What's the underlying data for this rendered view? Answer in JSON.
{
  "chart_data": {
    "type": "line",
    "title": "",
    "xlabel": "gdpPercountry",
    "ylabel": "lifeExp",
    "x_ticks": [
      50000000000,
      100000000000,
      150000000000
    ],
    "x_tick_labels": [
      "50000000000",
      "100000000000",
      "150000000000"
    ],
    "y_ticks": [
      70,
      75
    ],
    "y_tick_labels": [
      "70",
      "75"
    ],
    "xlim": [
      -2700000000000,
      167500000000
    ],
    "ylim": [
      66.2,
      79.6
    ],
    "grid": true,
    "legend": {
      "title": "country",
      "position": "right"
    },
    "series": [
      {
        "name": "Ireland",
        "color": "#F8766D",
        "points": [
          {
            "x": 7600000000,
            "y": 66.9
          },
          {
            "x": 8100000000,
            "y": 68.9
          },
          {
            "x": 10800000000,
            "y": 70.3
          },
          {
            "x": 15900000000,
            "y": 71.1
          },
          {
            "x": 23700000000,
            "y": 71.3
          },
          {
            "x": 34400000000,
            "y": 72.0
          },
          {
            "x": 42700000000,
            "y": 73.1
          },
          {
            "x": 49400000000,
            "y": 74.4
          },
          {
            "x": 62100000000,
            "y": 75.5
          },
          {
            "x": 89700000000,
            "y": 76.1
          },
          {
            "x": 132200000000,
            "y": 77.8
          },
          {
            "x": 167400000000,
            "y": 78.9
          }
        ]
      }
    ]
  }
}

• _Aim_
Output the listing above word for word.

• _Exercise answer_
What's the underlying data for this rendered view? Answer in JSON.
{
  "chart_data": {
    "type": "line",
    "title": "",
    "xlabel": "gdpPercountry",
    "ylabel": "lifeExp",
    "x_ticks": [
      50000000000,
      100000000000,
      150000000000
    ],
    "x_tick_labels": [
      "50000000000",
      "100000000000",
      "150000000000"
    ],
    "y_ticks": [
      70,
      75
    ],
    "y_tick_labels": [
      "70",
      "75"
    ],
    "xlim": [
      -2700000000000,
      167500000000
    ],
    "ylim": [
      66.2,
      79.6
    ],
    "grid": true,
    "legend": {
      "title": "country",
      "position": "right"
    },
    "series": [
      {
        "name": "Ireland",
        "color": "#F8766D",
        "points": [
          {
            "x": 7600000000,
            "y": 66.9
          },
          {
            "x": 8100000000,
            "y": 68.9
          },
          {
            "x": 10800000000,
            "y": 70.3
          },
          {
            "x": 15900000000,
            "y": 71.1
          },
          {
            "x": 23700000000,
            "y": 71.3
          },
          {
            "x": 34400000000,
            "y": 72.0
          },
          {
            "x": 42700000000,
            "y": 73.1
          },
          {
            "x": 49400000000,
            "y": 74.4
          },
          {
            "x": 62100000000,
            "y": 75.5
          },
          {
            "x": 89700000000,
            "y": 76.1
          },
          {
            "x": 132200000000,
            "y": 77.8
          },
          {
            "x": 167400000000,
            "y": 78.9
          }
        ]
      }
    ]
  }
}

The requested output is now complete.